▸ PROBLEM TO SOLVE:
Recast the lines of the material below as a JSON list of strings, one string per line, leaving out blank lines.

-- START OF MATERIAL SHOWN --

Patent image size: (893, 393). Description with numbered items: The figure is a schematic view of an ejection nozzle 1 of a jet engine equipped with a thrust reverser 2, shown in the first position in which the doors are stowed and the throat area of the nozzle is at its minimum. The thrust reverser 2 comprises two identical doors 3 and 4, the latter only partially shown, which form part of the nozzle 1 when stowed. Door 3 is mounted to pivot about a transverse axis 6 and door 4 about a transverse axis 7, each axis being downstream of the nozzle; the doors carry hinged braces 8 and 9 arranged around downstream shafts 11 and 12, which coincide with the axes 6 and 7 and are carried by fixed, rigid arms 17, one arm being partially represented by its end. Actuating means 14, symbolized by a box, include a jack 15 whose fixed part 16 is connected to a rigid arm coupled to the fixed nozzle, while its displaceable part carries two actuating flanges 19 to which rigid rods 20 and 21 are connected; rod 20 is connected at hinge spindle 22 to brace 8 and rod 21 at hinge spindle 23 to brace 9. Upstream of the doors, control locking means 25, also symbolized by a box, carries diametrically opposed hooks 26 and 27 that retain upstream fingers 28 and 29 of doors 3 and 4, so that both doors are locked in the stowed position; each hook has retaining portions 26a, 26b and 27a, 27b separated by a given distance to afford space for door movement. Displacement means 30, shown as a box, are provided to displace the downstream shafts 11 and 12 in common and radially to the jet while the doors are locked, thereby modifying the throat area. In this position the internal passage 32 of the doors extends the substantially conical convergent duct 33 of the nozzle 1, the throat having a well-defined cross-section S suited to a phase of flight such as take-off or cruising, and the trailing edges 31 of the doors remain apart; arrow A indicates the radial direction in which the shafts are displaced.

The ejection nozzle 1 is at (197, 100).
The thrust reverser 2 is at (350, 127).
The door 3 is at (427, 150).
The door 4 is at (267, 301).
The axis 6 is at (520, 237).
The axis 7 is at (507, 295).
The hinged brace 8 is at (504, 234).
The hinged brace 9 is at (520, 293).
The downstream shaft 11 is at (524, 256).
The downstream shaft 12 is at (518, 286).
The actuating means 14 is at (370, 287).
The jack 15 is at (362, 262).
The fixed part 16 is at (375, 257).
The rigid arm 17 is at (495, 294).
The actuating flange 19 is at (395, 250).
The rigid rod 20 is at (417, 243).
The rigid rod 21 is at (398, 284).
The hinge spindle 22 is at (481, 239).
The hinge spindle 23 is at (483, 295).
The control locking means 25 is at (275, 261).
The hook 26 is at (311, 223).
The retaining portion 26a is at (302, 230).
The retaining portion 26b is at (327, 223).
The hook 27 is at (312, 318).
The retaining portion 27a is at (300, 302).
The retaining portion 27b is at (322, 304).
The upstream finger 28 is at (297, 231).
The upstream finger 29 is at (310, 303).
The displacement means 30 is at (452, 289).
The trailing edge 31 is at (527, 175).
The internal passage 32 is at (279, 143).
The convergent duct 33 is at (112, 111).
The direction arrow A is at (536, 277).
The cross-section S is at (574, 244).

-- END OF MATERIAL SHOWN --

▸ SOLUTION TO THE PROBLEM:
[
  "Patent image size: (893, 393). Description with numbered items: The figure is a schematic view of an ejection nozzle 1 of a jet engine equipped with a thrust reverser 2, shown in the first position in which the doors are stowed and the throat area of the nozzle is at its minimum. The thrust reverser 2 comprises two identical doors 3 and 4, the latter only partially shown, which form part of the nozzle 1 when stowed. Door 3 is mounted to pivot about a transverse axis 6 and door 4 about a transverse axis 7, each axis being downstream of the nozzle; the doors carry hinged braces 8 and 9 arranged around downstream shafts 11 and 12, which coincide with the axes 6 and 7 and are carried by fixed, rigid arms 17, one arm being partially represented by its end. Actuating means 14, symbolized by a box, include a jack 15 whose fixed part 16 is connected to a rigid arm coupled to the fixed nozzle, while its displaceable part carries two actuating flanges 19 to which rigid rods 20 and 21 are connected; rod 20 is connected at hinge spindle 22 to brace 8 and rod 21 at hinge spindle 23 to brace 9. Upstream of the doors, control locking means 25, also symbolized by a box, carries diametrically opposed hooks 26 and 27 that retain upstream fingers 28 and 29 of doors 3 and 4, so that both doors are locked in the stowed position; each hook has retaining portions 26a, 26b and 27a, 27b separated by a given distance to afford space for door movement. Displacement means 30, shown as a box, are provided to displace the downstream shafts 11 and 12 in common and radially to the jet while the doors are locked, thereby modifying the throat area. In this position the internal passage 32 of the doors extends the substantially conical convergent duct 33 of the nozzle 1, the throat having a well-defined cross-section S suited to a phase of flight such as take-off or cruising, and the trailing edges 31 of the doors remain apart; arrow A indicates the radial direction in which the shafts are displaced.",
  "The ejection nozzle 1 is at (197, 100).",
  "The thrust reverser 2 is at (350, 127).",
  "The door 3 is at (427, 150).",
  "The door 4 is at (267, 301).",
  "The axis 6 is at (520, 237).",
  "The axis 7 is at (507, 295).",
  "The hinged brace 8 is at (504, 234).",
  "The hinged brace 9 is at (520, 293).",
  "The downstream shaft 11 is at (524, 256).",
  "The downstream shaft 12 is at (518, 286).",
  "The actuating means 14 is at (370, 287).",
  "The jack 15 is at (362, 262).",
  "The fixed part 16 is at (375, 257).",
  "The rigid arm 17 is at (495, 294).",
  "The actuating flange 19 is at (395, 250).",
  "The rigid rod 20 is at (417, 243).",
  "The rigid rod 21 is at (398, 284).",
  "The hinge spindle 22 is at (481, 239).",
  "The hinge spindle 23 is at (483, 295).",
  "The control locking means 25 is at (275, 261).",
  "The hook 26 is at (311, 223).",
  "The retaining portion 26a is at (302, 230).",
  "The retaining portion 26b is at (327, 223).",
  "The hook 27 is at (312, 318).",
  "The retaining portion 27a is at (300, 302).",
  "The retaining portion 27b is at (322, 304).",
  "The upstream finger 28 is at (297, 231).",
  "The upstream finger 29 is at (310, 303).",
  "The displacement means 30 is at (452, 289).",
  "The trailing edge 31 is at (527, 175).",
  "The internal passage 32 is at (279, 143).",
  "The convergent duct 33 is at (112, 111).",
  "The direction arrow A is at (536, 277).",
  "The cross-section S is at (574, 244)."
]